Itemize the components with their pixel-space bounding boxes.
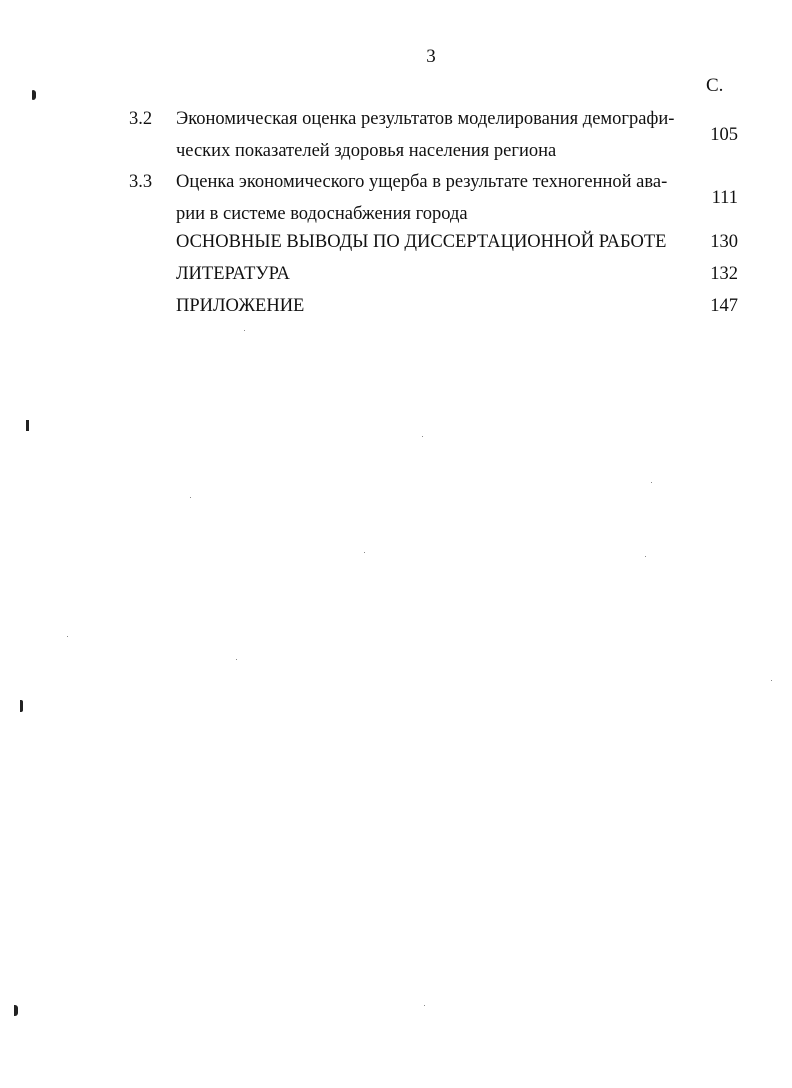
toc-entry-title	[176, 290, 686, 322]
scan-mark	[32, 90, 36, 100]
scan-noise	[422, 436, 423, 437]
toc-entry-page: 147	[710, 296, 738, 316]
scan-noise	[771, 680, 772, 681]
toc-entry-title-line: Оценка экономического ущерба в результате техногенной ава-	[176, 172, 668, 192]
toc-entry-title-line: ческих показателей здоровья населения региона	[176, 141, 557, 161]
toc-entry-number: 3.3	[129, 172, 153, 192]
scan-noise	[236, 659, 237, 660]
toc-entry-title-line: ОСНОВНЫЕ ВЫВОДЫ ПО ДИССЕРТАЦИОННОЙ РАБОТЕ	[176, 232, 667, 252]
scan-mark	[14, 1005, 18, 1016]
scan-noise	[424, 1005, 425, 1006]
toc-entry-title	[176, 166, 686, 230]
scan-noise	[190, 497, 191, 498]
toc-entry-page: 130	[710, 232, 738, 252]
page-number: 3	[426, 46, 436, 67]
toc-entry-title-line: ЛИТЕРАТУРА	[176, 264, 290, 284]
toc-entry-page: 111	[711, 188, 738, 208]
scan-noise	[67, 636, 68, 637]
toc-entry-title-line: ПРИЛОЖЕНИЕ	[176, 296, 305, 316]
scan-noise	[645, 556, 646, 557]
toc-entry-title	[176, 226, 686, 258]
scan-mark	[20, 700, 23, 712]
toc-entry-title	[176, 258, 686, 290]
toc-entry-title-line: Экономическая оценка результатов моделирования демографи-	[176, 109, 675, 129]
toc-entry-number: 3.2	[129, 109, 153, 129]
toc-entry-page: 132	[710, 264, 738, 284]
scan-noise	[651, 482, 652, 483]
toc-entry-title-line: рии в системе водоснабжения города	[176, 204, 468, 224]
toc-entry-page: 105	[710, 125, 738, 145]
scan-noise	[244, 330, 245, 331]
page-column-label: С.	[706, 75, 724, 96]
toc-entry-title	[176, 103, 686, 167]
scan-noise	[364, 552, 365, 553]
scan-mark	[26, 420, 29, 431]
^^^^
§ **Aim of the exercise**
Copy out every line of the entries above word for word, leaving out the pictures.

§ **The solution**
Itemize the components with their pixel-space bounding boxes.
toc-entry-title	[176, 290, 686, 322]
scan-mark	[32, 90, 36, 100]
scan-noise	[422, 436, 423, 437]
toc-entry-page: 147	[710, 296, 738, 316]
scan-noise	[771, 680, 772, 681]
toc-entry-title-line: Оценка экономического ущерба в результате техногенной ава-	[176, 172, 668, 192]
toc-entry-title-line: ческих показателей здоровья населения региона	[176, 141, 557, 161]
toc-entry-number: 3.3	[129, 172, 153, 192]
scan-noise	[236, 659, 237, 660]
toc-entry-title-line: ОСНОВНЫЕ ВЫВОДЫ ПО ДИССЕРТАЦИОННОЙ РАБОТЕ	[176, 232, 667, 252]
scan-mark	[14, 1005, 18, 1016]
scan-noise	[424, 1005, 425, 1006]
toc-entry-title	[176, 166, 686, 230]
scan-noise	[190, 497, 191, 498]
toc-entry-page: 130	[710, 232, 738, 252]
page-number: 3	[426, 46, 436, 67]
toc-entry-title-line: ЛИТЕРАТУРА	[176, 264, 290, 284]
toc-entry-page: 111	[711, 188, 738, 208]
scan-noise	[67, 636, 68, 637]
toc-entry-title-line: ПРИЛОЖЕНИЕ	[176, 296, 305, 316]
scan-noise	[645, 556, 646, 557]
toc-entry-title	[176, 226, 686, 258]
scan-mark	[20, 700, 23, 712]
toc-entry-title	[176, 258, 686, 290]
toc-entry-title-line: Экономическая оценка результатов моделирования демографи-	[176, 109, 675, 129]
toc-entry-number: 3.2	[129, 109, 153, 129]
toc-entry-page: 132	[710, 264, 738, 284]
scan-noise	[651, 482, 652, 483]
toc-entry-title-line: рии в системе водоснабжения города	[176, 204, 468, 224]
toc-entry-page: 105	[710, 125, 738, 145]
scan-noise	[244, 330, 245, 331]
page-column-label: С.	[706, 75, 724, 96]
toc-entry-title	[176, 103, 686, 167]
scan-noise	[364, 552, 365, 553]
scan-mark	[26, 420, 29, 431]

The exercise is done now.